#### Written instruction
Retype everything in the listing, leaving each line exactly as it is.

#### Listed entries
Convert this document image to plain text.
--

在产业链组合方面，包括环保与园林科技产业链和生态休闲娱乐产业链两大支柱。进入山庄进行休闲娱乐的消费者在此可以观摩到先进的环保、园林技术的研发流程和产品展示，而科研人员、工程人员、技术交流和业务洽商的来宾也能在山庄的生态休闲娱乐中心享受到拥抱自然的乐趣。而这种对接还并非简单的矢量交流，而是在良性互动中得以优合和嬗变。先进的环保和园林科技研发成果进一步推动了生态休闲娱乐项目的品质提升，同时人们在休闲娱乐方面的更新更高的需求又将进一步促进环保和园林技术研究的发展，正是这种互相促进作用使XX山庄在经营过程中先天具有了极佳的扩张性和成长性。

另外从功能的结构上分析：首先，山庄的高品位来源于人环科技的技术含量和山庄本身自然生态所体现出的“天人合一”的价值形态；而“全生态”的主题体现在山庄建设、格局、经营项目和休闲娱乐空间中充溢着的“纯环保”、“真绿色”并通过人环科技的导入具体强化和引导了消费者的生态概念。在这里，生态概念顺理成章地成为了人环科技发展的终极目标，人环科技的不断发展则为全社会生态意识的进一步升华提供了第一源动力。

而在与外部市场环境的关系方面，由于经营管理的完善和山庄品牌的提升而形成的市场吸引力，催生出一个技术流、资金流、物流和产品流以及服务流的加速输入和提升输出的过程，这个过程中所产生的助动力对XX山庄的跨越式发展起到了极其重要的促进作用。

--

#### Solution to the problem
Convert this document image to plain text.
--

在产业链组合方面，包括环保与园林科技产业链和生态休闲娱乐产业链两大支柱。进入山庄进行休闲娱乐的消费者在此可以观摩到先进的环保、园林技术的研发流程和产品展示，而科研人员、工程人员、技术交流和业务洽商的来宾也能在山庄的生态休闲娱乐中心享受到拥抱自然的乐趣。而这种对接还并非简单的矢量交流，而是在良性互动中得以优合和嬗变。先进的环保和园林科技研发成果进一步推动了生态休闲娱乐项目的品质提升，同时人们在休闲娱乐方面的更新更高的需求又将进一步促进环保和园林技术研究的发展，正是这种互相促进作用使XX山庄在经营过程中先天具有了极佳的扩张性和成长性。

另外从功能的结构上分析：首先，山庄的高品位来源于人环科技的技术含量和山庄本身自然生态所体现出的“天人合一”的价值形态；而“全生态”的主题体现在山庄建设、格局、经营项目和休闲娱乐空间中充溢着的“纯环保”、“真绿色”并通过人环科技的导入具体强化和引导了消费者的生态概念。在这里，生态概念顺理成章地成为了人环科技发展的终极目标，人环科技的不断发展则为全社会生态意识的进一步升华提供了第一源动力。

而在与外部市场环境的关系方面，由于经营管理的完善和山庄品牌的提升而形成的市场吸引力，催生出一个技术流、资金流、物流和产品流以及服务流的加速输入和提升输出的过程，这个过程中所产生的助动力对XX山庄的跨越式发展起到了极其重要的促进作用。

--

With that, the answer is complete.